[Items from a data source]
::::

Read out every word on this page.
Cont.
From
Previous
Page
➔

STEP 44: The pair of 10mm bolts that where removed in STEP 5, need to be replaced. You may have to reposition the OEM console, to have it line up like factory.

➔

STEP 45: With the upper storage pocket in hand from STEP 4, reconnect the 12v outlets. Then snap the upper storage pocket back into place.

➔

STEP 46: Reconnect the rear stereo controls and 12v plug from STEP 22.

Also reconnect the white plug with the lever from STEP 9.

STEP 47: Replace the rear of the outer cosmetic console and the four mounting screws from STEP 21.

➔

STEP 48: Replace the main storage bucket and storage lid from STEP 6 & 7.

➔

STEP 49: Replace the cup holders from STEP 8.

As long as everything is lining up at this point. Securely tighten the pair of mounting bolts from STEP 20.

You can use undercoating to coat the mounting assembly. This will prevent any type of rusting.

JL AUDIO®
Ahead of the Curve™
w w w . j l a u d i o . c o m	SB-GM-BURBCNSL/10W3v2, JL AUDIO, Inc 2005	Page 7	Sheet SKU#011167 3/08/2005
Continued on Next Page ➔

::::

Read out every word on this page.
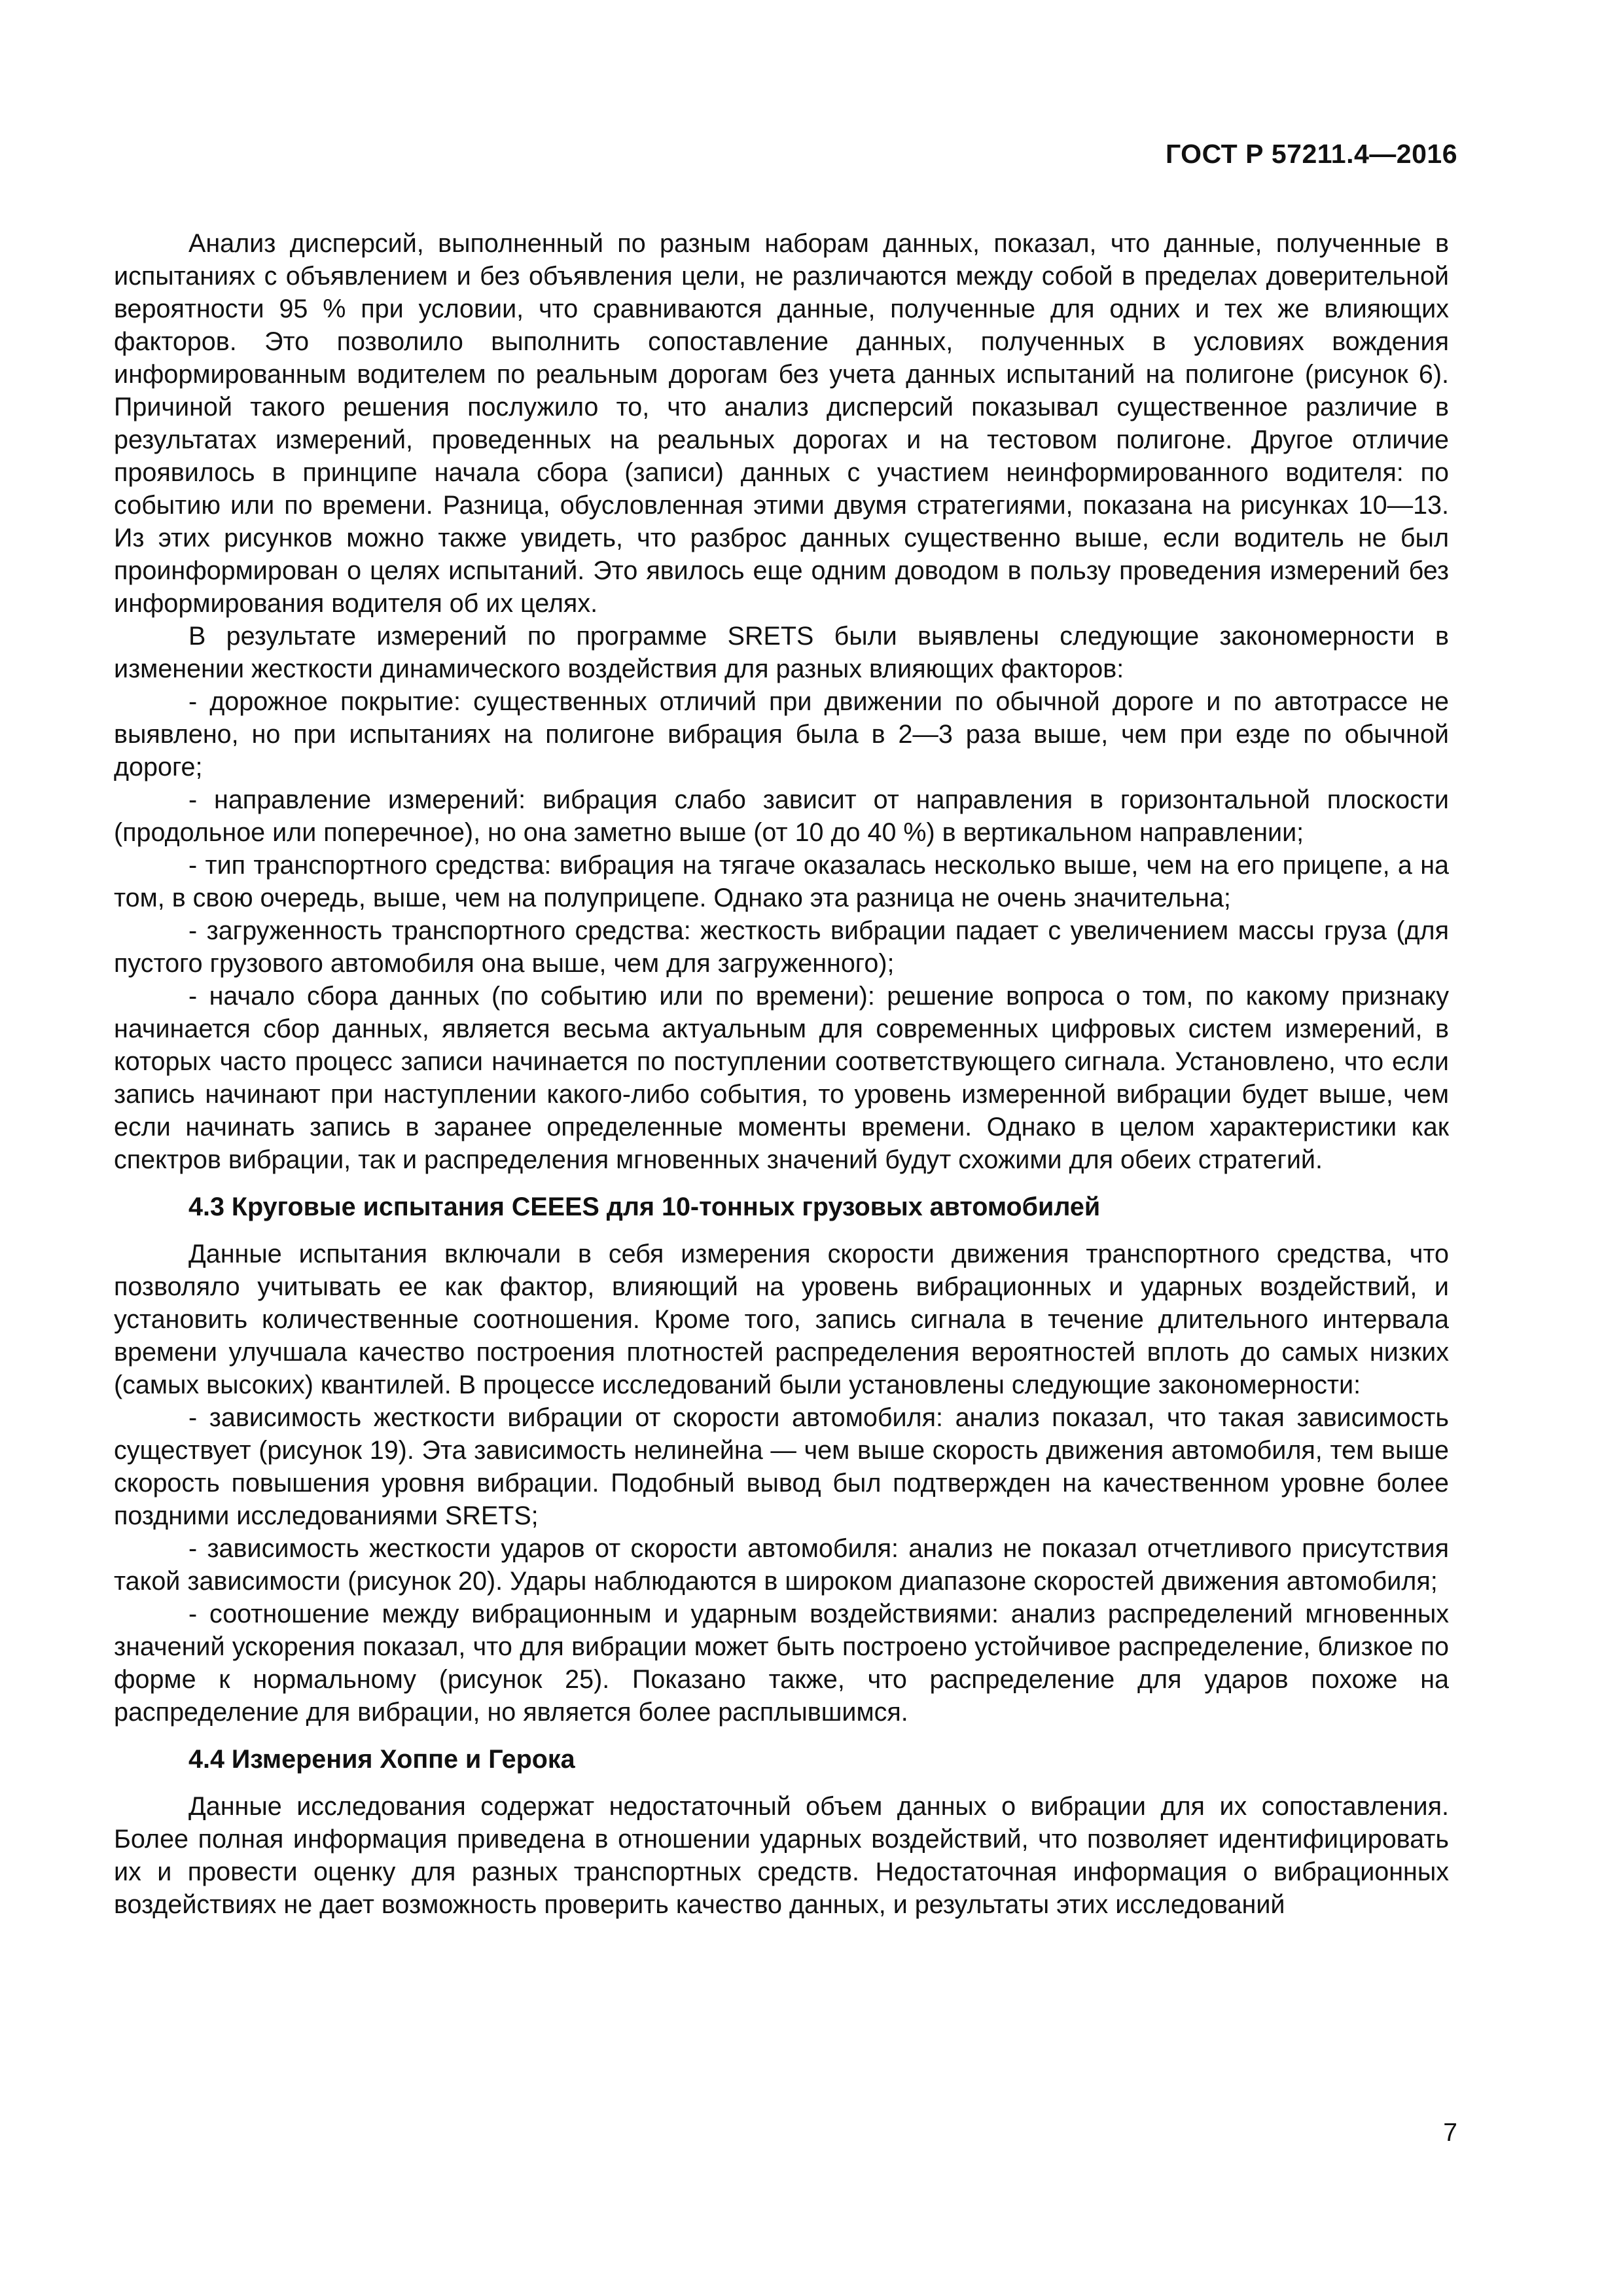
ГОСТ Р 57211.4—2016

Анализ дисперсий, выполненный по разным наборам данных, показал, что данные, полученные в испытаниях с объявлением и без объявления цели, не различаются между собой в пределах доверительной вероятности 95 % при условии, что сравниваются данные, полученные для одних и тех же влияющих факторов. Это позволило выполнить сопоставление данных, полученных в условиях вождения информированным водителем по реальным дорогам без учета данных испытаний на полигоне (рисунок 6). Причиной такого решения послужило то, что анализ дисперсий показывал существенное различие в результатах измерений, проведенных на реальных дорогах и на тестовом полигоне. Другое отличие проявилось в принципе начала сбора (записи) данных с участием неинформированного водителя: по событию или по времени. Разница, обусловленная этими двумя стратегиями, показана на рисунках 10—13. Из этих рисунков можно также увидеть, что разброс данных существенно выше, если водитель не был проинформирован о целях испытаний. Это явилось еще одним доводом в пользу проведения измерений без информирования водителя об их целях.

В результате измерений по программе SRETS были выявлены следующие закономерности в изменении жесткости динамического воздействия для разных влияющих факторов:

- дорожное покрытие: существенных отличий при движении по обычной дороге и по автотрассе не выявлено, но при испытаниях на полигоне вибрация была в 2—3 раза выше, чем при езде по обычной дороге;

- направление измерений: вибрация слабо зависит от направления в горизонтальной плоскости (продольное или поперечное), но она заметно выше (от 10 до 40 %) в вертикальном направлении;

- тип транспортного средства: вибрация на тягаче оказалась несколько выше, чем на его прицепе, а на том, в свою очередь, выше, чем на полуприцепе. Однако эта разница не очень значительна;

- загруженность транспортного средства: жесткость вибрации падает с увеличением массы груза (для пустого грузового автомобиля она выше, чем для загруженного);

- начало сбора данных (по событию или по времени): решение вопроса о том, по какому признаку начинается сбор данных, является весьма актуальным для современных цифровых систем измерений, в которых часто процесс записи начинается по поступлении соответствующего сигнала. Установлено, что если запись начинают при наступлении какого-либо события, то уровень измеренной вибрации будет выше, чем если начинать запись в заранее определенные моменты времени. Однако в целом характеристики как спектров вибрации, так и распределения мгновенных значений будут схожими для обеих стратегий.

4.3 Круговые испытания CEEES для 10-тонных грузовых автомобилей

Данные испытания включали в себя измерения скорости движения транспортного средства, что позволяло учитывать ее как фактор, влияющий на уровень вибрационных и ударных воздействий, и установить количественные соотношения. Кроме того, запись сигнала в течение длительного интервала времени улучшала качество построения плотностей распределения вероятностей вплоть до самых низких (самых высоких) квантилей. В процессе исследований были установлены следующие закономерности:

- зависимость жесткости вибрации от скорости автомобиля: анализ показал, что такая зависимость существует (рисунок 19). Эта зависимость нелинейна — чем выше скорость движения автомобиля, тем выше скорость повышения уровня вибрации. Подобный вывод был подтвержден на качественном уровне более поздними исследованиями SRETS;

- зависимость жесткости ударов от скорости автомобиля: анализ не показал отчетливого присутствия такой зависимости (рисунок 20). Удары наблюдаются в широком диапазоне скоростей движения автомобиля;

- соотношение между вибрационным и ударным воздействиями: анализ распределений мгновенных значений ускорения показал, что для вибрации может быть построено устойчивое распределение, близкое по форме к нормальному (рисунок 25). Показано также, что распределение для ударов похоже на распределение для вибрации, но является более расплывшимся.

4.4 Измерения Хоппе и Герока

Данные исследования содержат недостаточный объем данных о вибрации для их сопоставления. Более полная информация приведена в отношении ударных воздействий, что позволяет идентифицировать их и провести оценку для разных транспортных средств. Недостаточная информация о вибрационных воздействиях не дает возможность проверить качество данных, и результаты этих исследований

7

::::

Task to carry out >> From the records above, pull out each line that has "является".

Written answer >>
- начало сбора данных (по событию или по времени): решение вопроса о том, по какому признаку начинается сбор данных, является весьма актуальным для современных цифровых систем измерений, в которых часто процесс записи начинается по поступлении соответствующего сигнала. Установлено, что если запись начинают при наступлении какого-либо события, то уровень измеренной вибрации будет выше, чем если начинать запись в заранее определенные моменты времени. Однако в целом характеристики как спектров вибрации, так и распределения мгновенных значений будут схожими для обеих стратегий.
- соотношение между вибрационным и ударным воздействиями: анализ распределений мгновенных значений ускорения показал, что для вибрации может быть построено устойчивое распределение, близкое по форме к нормальному (рисунок 25). Показано также, что распределение для ударов похоже на распределение для вибрации, но является более расплывшимся.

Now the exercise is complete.